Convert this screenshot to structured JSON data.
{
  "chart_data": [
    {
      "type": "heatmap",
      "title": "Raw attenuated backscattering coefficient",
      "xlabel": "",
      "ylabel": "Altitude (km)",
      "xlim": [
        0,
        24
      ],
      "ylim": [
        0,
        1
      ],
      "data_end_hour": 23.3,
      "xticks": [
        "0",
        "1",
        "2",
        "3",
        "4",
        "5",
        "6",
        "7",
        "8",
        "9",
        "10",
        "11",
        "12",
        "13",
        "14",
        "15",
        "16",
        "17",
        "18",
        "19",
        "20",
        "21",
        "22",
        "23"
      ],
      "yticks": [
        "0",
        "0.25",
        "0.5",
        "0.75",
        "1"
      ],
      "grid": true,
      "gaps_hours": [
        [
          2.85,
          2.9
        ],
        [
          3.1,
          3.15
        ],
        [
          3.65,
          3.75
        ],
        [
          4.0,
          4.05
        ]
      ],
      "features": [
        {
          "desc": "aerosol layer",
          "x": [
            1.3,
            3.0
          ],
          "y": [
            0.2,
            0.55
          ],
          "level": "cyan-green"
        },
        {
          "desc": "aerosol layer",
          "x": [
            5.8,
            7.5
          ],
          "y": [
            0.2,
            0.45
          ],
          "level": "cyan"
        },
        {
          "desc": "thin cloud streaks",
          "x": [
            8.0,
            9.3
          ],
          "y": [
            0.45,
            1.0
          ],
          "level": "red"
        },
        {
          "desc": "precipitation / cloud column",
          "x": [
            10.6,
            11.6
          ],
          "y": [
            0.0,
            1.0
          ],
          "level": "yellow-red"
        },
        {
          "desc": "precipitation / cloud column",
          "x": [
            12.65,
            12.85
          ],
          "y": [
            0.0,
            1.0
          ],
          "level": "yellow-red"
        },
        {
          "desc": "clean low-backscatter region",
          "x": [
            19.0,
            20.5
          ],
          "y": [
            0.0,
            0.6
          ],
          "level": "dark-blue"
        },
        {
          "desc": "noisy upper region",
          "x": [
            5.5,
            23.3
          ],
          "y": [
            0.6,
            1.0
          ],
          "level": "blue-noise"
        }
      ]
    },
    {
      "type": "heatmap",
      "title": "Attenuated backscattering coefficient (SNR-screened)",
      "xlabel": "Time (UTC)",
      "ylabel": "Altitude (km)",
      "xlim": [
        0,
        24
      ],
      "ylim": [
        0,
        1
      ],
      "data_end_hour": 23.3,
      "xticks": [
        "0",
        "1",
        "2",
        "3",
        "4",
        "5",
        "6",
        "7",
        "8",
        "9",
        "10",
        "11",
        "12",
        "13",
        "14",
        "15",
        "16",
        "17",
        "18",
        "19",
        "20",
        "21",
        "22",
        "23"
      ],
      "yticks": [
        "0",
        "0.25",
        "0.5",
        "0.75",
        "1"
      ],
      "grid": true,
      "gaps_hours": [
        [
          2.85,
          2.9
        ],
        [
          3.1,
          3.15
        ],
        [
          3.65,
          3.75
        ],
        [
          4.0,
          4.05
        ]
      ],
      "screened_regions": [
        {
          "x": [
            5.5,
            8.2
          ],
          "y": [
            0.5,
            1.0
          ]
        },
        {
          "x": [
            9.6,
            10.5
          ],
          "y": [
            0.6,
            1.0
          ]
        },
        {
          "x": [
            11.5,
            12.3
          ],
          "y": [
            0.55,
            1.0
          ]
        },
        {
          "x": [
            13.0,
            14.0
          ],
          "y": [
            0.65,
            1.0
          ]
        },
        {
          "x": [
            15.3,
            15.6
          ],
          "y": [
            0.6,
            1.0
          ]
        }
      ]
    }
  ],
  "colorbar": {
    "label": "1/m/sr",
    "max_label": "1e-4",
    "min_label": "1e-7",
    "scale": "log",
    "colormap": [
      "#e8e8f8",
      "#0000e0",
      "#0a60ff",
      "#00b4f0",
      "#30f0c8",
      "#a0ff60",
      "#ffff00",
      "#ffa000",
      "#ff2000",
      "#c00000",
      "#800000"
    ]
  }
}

____

• **What you need to do**: Recite the full listing above exactly.

• **Worked solution**:
Convert this screenshot to structured JSON data.
{
  "chart_data": [
    {
      "type": "heatmap",
      "title": "Raw attenuated backscattering coefficient",
      "xlabel": "",
      "ylabel": "Altitude (km)",
      "xlim": [
        0,
        24
      ],
      "ylim": [
        0,
        1
      ],
      "data_end_hour": 23.3,
      "xticks": [
        "0",
        "1",
        "2",
        "3",
        "4",
        "5",
        "6",
        "7",
        "8",
        "9",
        "10",
        "11",
        "12",
        "13",
        "14",
        "15",
        "16",
        "17",
        "18",
        "19",
        "20",
        "21",
        "22",
        "23"
      ],
      "yticks": [
        "0",
        "0.25",
        "0.5",
        "0.75",
        "1"
      ],
      "grid": true,
      "gaps_hours": [
        [
          2.85,
          2.9
        ],
        [
          3.1,
          3.15
        ],
        [
          3.65,
          3.75
        ],
        [
          4.0,
          4.05
        ]
      ],
      "features": [
        {
          "desc": "aerosol layer",
          "x": [
            1.3,
            3.0
          ],
          "y": [
            0.2,
            0.55
          ],
          "level": "cyan-green"
        },
        {
          "desc": "aerosol layer",
          "x": [
            5.8,
            7.5
          ],
          "y": [
            0.2,
            0.45
          ],
          "level": "cyan"
        },
        {
          "desc": "thin cloud streaks",
          "x": [
            8.0,
            9.3
          ],
          "y": [
            0.45,
            1.0
          ],
          "level": "red"
        },
        {
          "desc": "precipitation / cloud column",
          "x": [
            10.6,
            11.6
          ],
          "y": [
            0.0,
            1.0
          ],
          "level": "yellow-red"
        },
        {
          "desc": "precipitation / cloud column",
          "x": [
            12.65,
            12.85
          ],
          "y": [
            0.0,
            1.0
          ],
          "level": "yellow-red"
        },
        {
          "desc": "clean low-backscatter region",
          "x": [
            19.0,
            20.5
          ],
          "y": [
            0.0,
            0.6
          ],
          "level": "dark-blue"
        },
        {
          "desc": "noisy upper region",
          "x": [
            5.5,
            23.3
          ],
          "y": [
            0.6,
            1.0
          ],
          "level": "blue-noise"
        }
      ]
    },
    {
      "type": "heatmap",
      "title": "Attenuated backscattering coefficient (SNR-screened)",
      "xlabel": "Time (UTC)",
      "ylabel": "Altitude (km)",
      "xlim": [
        0,
        24
      ],
      "ylim": [
        0,
        1
      ],
      "data_end_hour": 23.3,
      "xticks": [
        "0",
        "1",
        "2",
        "3",
        "4",
        "5",
        "6",
        "7",
        "8",
        "9",
        "10",
        "11",
        "12",
        "13",
        "14",
        "15",
        "16",
        "17",
        "18",
        "19",
        "20",
        "21",
        "22",
        "23"
      ],
      "yticks": [
        "0",
        "0.25",
        "0.5",
        "0.75",
        "1"
      ],
      "grid": true,
      "gaps_hours": [
        [
          2.85,
          2.9
        ],
        [
          3.1,
          3.15
        ],
        [
          3.65,
          3.75
        ],
        [
          4.0,
          4.05
        ]
      ],
      "screened_regions": [
        {
          "x": [
            5.5,
            8.2
          ],
          "y": [
            0.5,
            1.0
          ]
        },
        {
          "x": [
            9.6,
            10.5
          ],
          "y": [
            0.6,
            1.0
          ]
        },
        {
          "x": [
            11.5,
            12.3
          ],
          "y": [
            0.55,
            1.0
          ]
        },
        {
          "x": [
            13.0,
            14.0
          ],
          "y": [
            0.65,
            1.0
          ]
        },
        {
          "x": [
            15.3,
            15.6
          ],
          "y": [
            0.6,
            1.0
          ]
        }
      ]
    }
  ],
  "colorbar": {
    "label": "1/m/sr",
    "max_label": "1e-4",
    "min_label": "1e-7",
    "scale": "log",
    "colormap": [
      "#e8e8f8",
      "#0000e0",
      "#0a60ff",
      "#00b4f0",
      "#30f0c8",
      "#a0ff60",
      "#ffff00",
      "#ffa000",
      "#ff2000",
      "#c00000",
      "#800000"
    ]
  }
}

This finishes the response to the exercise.